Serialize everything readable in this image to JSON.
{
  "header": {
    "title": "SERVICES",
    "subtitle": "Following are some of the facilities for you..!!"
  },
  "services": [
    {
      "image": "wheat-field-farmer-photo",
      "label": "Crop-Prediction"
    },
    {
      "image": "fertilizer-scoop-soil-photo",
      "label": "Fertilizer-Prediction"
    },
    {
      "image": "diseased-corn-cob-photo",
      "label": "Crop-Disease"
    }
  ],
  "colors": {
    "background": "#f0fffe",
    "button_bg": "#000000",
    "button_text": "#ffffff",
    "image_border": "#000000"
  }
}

____

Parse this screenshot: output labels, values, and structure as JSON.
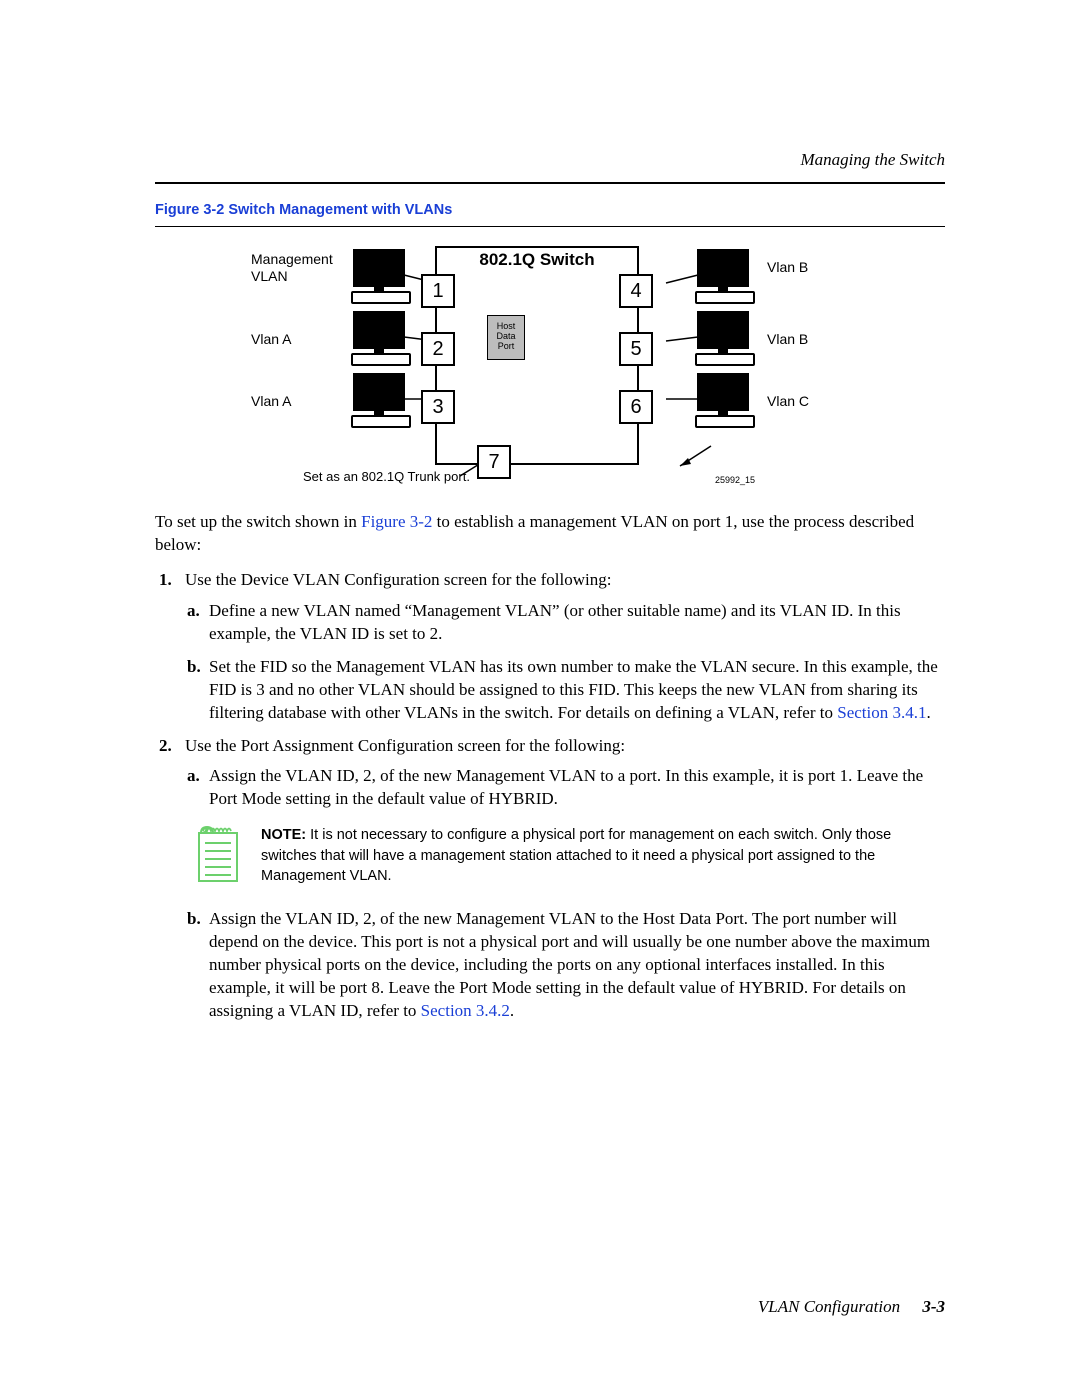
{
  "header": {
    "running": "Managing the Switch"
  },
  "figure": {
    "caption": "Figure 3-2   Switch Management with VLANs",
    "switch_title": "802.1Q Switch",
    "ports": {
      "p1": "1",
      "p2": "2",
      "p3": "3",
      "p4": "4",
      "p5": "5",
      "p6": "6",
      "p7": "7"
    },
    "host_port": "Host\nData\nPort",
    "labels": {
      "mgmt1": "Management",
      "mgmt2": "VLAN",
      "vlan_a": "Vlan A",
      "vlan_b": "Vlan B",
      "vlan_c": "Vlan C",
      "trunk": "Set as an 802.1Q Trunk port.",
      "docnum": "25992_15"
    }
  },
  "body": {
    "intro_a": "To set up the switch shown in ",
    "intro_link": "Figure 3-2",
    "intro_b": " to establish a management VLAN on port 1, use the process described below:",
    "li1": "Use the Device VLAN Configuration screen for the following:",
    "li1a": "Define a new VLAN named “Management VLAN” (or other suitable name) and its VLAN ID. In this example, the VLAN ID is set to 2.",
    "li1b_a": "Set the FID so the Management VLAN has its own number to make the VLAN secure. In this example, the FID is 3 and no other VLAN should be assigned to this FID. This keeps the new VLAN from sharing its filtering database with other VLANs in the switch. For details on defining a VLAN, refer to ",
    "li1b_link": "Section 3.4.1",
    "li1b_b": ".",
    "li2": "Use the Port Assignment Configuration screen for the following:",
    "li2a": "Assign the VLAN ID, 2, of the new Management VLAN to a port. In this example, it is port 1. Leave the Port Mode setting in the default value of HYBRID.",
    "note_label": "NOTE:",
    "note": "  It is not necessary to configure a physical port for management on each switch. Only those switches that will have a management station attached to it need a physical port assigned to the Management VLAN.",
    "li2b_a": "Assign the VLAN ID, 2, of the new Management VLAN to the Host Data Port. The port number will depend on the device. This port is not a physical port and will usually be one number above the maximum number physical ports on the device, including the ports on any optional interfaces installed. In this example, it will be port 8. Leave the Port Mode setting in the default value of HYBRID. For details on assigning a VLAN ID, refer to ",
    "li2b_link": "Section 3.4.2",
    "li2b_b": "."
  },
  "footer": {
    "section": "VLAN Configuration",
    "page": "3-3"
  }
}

____

Which lines contain the word "with"? Copy each of them.

_Result_.
    "caption": "Figure 3-2   Switch Management with VLANs",
    "li1b_a": "Set the FID so the Management VLAN has its own number to make the VLAN secure. In this example, the FID is 3 and no other VLAN should be assigned to this FID. This keeps the new VLAN from sharing its filtering database with other VLANs in the switch. For details on defining a VLAN, refer to ",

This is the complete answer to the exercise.